■ GIVEN DATA:

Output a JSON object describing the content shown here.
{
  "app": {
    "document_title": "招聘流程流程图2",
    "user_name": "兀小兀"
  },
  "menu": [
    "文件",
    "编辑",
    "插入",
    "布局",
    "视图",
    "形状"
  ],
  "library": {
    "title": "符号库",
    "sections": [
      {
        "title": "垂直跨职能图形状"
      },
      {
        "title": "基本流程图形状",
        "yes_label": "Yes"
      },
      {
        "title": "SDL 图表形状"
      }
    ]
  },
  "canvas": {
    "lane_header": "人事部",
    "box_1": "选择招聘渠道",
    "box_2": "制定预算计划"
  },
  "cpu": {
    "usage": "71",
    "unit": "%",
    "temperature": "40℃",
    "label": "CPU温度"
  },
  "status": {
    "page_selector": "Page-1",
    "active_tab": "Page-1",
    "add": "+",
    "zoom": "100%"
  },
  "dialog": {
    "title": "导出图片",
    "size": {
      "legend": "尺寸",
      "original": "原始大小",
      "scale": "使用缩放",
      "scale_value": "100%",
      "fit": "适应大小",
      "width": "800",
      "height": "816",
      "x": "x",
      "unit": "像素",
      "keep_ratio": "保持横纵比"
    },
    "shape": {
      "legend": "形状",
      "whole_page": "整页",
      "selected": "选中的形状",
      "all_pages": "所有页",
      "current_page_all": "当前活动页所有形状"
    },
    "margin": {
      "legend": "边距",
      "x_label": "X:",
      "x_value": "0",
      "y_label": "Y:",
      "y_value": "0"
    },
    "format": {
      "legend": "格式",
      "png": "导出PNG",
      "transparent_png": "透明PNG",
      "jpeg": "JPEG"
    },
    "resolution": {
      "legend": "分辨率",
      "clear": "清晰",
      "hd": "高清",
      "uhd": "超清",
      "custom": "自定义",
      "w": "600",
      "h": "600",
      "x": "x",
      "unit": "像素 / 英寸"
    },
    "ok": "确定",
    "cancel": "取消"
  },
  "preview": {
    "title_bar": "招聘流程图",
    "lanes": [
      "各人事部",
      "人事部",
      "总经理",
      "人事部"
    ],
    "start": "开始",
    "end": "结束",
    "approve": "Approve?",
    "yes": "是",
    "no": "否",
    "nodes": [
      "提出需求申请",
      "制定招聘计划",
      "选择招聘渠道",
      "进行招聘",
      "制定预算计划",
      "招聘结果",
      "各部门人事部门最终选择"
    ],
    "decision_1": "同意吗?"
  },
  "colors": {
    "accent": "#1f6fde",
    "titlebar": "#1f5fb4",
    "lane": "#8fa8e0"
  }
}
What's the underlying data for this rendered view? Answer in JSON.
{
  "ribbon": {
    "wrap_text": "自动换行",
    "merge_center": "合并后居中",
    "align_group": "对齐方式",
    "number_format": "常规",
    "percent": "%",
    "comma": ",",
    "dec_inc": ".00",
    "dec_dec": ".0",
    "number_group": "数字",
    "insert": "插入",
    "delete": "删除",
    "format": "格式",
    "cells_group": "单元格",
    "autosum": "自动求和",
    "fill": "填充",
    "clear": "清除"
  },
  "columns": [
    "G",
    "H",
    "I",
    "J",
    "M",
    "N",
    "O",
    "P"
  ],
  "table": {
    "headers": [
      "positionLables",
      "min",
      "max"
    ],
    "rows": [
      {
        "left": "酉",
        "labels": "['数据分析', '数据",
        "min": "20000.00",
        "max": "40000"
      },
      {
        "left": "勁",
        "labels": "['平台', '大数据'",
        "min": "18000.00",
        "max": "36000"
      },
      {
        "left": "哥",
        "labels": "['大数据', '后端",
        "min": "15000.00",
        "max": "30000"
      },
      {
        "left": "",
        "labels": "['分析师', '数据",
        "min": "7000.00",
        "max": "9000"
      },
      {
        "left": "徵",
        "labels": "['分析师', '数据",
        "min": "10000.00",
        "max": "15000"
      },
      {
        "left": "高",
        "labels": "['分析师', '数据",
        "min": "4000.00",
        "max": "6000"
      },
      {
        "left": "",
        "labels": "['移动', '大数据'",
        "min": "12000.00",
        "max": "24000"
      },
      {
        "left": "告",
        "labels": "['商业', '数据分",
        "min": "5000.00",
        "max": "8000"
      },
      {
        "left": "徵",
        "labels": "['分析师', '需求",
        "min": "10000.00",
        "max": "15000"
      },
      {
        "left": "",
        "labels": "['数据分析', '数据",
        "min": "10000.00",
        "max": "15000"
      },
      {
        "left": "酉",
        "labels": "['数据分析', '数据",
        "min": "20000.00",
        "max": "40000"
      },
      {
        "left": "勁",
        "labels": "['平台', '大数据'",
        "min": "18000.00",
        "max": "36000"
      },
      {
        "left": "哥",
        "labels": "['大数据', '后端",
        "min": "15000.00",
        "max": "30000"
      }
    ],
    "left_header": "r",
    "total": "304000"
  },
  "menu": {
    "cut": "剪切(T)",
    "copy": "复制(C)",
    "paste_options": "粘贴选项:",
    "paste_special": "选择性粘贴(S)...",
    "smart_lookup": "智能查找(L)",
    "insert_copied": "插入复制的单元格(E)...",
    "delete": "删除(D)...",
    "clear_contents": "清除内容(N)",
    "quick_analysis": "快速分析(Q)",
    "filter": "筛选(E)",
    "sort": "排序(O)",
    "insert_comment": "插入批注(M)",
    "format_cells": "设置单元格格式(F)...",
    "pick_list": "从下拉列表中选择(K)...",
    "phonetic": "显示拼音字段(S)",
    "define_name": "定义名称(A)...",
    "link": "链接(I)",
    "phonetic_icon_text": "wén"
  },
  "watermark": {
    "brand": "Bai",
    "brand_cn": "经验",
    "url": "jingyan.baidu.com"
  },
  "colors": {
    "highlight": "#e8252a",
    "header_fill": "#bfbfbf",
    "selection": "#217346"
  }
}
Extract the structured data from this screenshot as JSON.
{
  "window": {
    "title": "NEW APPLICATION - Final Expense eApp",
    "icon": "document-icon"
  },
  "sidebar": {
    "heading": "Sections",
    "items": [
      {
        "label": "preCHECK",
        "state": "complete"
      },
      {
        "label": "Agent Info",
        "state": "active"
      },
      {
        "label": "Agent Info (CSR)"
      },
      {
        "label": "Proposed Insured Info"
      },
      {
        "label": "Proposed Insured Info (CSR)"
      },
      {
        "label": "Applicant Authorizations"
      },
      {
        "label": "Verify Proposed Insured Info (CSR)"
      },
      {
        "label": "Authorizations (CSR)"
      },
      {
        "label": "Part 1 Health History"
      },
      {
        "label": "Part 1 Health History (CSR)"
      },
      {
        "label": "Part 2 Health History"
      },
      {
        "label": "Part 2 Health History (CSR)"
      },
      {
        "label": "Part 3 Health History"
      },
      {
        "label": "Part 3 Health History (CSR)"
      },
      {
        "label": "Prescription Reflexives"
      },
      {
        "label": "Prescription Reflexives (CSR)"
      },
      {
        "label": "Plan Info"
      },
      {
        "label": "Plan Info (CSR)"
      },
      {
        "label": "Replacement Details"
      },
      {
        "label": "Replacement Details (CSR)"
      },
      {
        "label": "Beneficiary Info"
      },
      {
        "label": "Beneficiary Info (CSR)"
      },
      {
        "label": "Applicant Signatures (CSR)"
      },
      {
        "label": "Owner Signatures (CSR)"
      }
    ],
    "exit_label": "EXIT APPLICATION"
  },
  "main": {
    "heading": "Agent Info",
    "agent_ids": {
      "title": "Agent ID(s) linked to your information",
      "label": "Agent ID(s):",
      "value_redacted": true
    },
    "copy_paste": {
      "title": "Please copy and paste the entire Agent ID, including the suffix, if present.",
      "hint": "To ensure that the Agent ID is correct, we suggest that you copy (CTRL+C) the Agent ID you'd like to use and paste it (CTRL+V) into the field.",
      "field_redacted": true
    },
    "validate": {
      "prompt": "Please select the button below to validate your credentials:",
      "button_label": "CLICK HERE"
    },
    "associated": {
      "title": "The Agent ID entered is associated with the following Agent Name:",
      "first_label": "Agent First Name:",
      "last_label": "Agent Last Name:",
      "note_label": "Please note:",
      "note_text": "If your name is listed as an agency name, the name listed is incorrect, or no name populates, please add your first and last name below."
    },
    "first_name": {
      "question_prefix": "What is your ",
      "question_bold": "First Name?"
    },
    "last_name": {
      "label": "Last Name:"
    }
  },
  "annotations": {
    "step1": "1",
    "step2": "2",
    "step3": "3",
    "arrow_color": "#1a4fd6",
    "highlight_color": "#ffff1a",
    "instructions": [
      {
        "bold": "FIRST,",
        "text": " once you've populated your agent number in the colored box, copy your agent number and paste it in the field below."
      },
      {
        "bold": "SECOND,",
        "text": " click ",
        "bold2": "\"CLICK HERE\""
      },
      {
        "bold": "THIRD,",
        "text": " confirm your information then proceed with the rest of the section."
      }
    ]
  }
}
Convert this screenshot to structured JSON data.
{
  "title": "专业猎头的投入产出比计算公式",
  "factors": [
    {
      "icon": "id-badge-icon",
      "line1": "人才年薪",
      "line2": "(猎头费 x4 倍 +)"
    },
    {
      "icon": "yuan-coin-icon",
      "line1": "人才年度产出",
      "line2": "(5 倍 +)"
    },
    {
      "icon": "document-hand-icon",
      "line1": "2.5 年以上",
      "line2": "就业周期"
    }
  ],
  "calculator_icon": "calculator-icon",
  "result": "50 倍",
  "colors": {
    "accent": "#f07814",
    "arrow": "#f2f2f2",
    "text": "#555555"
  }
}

■ SET EXERCISE:
Identify each line containing the string "structured" and copy it out.

■ SOLVED PROBLEM:
Extract the structured data from this screenshot as JSON.
Convert this screenshot to structured JSON data.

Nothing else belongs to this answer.